::: Materials provided :::

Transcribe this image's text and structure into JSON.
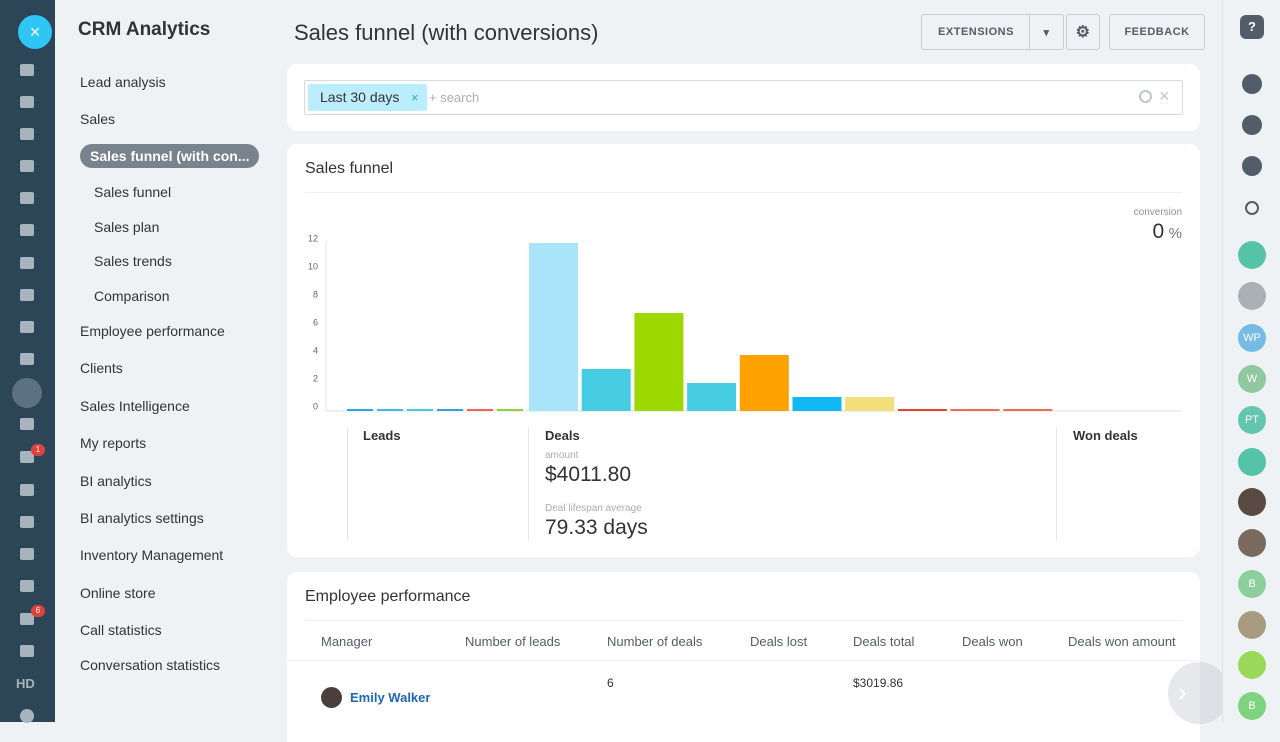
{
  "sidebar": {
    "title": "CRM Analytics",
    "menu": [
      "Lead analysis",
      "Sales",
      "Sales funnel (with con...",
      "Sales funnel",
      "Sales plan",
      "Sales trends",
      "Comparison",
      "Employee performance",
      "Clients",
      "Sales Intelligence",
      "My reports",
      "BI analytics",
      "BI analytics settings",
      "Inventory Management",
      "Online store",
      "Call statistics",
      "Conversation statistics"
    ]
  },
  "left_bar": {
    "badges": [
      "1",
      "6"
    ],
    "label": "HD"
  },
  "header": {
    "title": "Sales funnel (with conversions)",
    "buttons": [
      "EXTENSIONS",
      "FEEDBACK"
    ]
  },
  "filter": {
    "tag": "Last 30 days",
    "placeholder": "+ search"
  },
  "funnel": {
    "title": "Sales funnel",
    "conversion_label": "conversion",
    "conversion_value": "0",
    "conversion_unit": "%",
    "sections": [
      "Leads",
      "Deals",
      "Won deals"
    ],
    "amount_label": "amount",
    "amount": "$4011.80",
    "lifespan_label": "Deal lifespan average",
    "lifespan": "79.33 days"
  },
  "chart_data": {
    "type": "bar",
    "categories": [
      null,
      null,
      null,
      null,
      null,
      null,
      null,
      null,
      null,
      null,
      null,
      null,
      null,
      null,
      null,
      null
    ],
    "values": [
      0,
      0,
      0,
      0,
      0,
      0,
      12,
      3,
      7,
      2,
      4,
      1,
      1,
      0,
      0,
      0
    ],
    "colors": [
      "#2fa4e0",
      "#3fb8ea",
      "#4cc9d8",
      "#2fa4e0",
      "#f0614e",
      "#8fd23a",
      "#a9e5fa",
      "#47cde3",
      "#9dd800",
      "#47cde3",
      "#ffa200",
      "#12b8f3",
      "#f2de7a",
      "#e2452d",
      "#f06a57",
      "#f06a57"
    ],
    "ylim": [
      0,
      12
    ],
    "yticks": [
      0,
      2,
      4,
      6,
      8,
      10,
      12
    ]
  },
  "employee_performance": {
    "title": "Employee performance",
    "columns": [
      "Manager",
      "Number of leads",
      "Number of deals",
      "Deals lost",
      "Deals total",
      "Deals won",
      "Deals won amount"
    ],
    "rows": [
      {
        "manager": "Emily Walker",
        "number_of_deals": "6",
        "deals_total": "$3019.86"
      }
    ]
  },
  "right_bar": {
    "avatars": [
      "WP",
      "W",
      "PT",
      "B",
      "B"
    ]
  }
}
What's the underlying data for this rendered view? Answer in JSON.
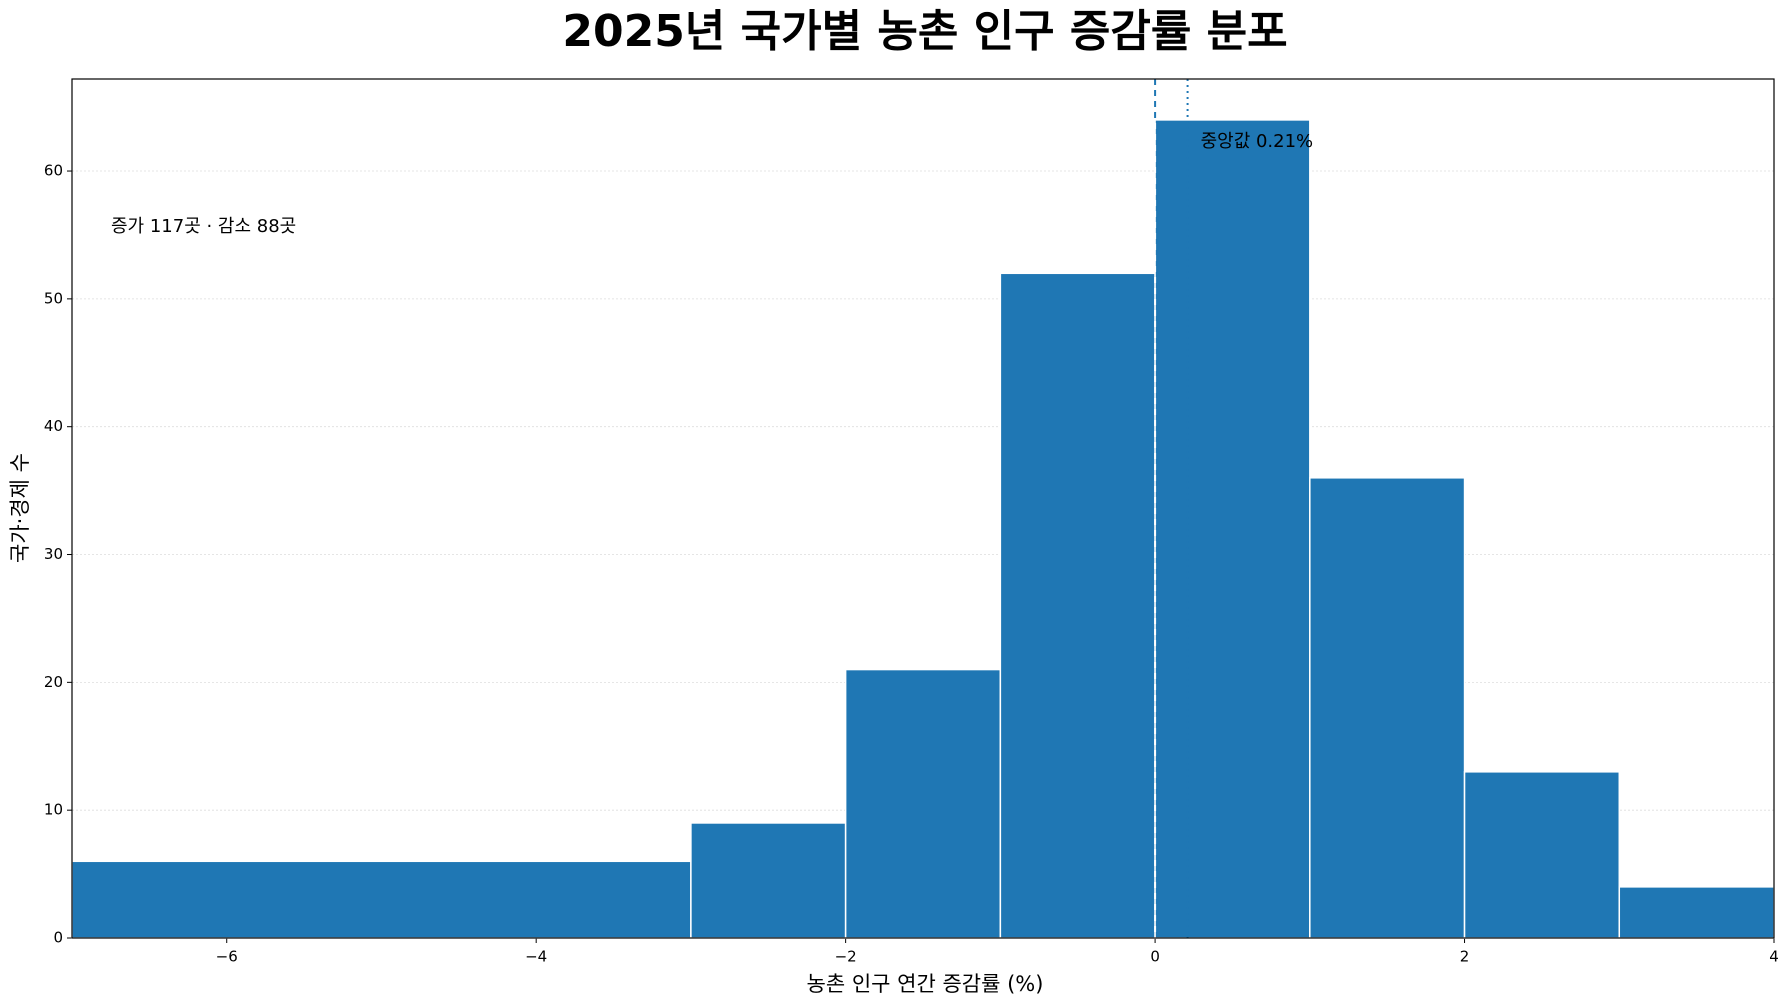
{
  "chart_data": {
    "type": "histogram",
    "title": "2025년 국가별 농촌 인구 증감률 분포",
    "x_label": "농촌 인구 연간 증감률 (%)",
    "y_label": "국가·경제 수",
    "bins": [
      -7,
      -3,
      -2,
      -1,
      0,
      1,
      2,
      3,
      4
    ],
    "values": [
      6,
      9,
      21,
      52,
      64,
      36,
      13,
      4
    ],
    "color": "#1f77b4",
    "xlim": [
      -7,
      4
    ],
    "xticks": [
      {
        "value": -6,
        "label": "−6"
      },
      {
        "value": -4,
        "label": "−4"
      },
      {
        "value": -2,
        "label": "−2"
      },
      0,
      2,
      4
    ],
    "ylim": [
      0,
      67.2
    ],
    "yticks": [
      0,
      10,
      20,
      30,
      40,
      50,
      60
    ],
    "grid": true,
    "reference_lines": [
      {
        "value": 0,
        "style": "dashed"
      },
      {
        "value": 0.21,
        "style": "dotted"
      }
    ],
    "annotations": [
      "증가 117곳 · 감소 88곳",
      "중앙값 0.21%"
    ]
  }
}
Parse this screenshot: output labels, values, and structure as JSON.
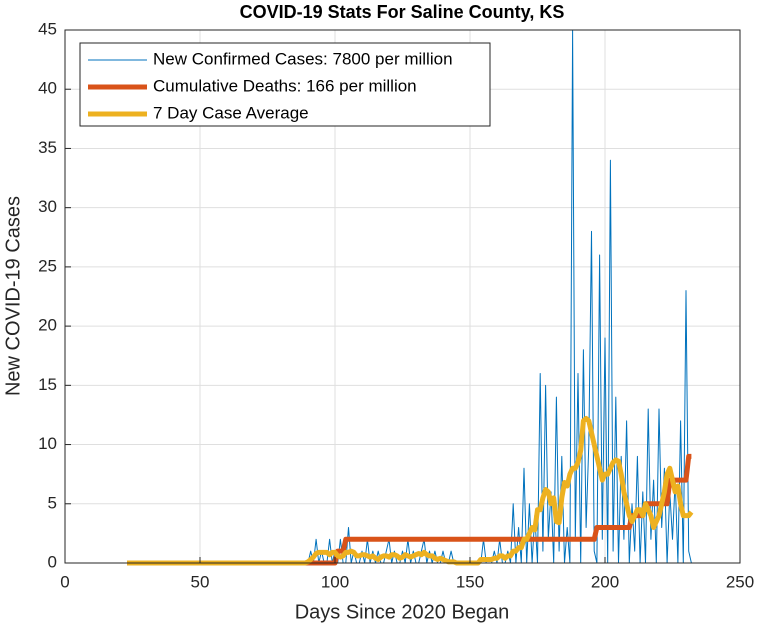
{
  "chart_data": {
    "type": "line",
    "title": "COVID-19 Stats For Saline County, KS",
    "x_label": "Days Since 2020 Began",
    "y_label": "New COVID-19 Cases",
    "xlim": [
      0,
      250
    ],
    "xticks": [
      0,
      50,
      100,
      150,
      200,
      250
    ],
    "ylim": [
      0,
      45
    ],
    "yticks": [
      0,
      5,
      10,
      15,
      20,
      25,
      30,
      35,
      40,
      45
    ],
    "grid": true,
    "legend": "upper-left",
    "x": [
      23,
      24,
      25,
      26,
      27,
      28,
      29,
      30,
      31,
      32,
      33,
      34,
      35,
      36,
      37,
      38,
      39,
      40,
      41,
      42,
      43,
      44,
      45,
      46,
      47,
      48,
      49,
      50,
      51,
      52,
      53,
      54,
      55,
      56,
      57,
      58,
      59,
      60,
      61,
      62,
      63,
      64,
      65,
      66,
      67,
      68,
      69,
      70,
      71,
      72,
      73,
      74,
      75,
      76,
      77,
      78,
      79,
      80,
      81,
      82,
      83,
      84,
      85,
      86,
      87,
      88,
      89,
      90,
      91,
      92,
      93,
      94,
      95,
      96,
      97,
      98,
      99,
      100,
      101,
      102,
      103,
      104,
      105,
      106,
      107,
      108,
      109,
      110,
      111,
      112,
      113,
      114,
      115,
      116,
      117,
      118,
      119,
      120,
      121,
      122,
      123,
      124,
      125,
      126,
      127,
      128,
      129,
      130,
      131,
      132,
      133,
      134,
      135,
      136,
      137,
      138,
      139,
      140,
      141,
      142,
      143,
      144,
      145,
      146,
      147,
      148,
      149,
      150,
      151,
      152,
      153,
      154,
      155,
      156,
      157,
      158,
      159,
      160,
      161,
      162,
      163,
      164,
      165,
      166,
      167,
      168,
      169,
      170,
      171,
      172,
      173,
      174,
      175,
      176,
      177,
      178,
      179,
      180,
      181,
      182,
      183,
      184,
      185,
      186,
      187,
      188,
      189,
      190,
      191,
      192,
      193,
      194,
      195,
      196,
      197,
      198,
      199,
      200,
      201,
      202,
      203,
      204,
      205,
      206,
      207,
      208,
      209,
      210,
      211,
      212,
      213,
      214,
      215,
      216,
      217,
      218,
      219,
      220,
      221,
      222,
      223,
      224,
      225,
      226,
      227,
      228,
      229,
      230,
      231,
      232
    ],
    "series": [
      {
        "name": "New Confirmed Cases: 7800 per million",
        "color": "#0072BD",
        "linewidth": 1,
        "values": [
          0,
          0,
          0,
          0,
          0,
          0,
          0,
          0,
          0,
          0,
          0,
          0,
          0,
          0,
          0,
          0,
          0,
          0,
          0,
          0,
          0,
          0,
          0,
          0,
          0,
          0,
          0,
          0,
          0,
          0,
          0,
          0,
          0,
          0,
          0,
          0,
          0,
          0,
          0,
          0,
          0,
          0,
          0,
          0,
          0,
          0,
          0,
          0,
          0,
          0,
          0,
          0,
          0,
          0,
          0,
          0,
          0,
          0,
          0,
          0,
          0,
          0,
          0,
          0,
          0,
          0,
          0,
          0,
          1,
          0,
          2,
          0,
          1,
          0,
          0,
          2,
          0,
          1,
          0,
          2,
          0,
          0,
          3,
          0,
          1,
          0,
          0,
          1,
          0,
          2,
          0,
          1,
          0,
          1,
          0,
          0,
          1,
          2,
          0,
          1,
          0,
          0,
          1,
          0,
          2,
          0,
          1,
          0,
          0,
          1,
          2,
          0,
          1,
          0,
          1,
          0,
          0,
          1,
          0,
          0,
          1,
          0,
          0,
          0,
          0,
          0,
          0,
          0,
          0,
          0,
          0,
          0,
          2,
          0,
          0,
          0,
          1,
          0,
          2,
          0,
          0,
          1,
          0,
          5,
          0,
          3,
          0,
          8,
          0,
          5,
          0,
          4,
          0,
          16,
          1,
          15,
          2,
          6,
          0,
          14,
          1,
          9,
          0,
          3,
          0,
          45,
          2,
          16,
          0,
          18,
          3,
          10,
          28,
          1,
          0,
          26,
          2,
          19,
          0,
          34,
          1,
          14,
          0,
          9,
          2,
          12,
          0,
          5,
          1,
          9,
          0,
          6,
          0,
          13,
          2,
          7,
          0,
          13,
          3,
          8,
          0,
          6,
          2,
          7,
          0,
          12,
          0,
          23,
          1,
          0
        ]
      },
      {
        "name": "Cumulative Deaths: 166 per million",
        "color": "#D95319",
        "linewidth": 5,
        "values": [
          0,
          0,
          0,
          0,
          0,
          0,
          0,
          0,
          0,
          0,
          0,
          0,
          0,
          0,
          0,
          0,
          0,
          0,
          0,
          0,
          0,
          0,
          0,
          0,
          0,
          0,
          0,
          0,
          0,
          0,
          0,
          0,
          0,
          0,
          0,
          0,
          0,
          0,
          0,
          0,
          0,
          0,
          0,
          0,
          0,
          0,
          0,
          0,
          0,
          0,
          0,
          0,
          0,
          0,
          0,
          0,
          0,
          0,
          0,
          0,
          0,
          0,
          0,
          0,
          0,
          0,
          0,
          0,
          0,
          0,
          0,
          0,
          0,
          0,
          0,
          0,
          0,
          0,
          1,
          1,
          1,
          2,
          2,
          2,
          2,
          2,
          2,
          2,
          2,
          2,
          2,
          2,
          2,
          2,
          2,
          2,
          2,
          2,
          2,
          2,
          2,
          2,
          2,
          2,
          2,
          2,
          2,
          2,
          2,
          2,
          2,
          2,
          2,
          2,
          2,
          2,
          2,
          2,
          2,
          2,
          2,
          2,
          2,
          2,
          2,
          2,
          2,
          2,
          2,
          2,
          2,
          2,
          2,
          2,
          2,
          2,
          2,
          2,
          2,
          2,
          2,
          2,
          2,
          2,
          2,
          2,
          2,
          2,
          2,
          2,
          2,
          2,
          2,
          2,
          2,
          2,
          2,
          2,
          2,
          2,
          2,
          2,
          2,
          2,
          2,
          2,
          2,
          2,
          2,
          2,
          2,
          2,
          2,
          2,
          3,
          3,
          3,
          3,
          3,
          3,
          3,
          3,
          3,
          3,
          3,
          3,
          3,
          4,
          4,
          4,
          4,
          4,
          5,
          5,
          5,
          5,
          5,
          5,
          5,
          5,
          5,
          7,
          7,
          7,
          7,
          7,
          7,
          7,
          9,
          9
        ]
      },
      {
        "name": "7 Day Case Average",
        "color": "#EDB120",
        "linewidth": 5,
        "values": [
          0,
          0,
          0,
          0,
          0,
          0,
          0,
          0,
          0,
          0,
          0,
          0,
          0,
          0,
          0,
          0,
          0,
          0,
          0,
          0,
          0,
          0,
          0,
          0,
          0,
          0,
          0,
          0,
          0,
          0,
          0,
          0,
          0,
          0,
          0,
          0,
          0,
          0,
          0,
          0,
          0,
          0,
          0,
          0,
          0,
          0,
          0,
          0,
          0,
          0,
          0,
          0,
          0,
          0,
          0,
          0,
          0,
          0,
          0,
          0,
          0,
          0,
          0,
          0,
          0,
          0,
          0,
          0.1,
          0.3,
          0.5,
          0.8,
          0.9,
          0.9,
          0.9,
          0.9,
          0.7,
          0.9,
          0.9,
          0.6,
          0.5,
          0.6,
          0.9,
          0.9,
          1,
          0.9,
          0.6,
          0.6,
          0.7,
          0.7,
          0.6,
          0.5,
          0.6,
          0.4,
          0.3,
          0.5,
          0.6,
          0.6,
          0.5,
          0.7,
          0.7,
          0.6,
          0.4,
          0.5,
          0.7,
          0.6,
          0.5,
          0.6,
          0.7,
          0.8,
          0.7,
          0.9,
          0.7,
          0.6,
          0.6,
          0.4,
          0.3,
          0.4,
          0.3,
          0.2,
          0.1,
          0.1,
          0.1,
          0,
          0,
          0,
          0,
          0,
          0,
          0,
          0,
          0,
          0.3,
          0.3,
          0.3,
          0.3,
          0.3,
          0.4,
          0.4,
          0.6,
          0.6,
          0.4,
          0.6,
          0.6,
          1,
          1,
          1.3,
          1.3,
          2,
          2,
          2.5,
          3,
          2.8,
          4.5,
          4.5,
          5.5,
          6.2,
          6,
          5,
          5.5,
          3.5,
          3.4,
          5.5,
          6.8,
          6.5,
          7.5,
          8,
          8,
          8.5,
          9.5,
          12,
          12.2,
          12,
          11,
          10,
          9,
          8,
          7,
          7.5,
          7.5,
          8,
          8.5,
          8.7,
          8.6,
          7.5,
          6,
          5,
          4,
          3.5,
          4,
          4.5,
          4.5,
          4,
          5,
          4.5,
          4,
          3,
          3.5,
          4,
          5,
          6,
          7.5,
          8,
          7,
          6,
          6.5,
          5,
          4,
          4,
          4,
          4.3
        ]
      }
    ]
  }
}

:::

Every line holding "Cases" should be copied out.

* [Output below]
    "y_label": "New COVID-19 Cases",
        "name": "New Confirmed Cases: 7800 per million",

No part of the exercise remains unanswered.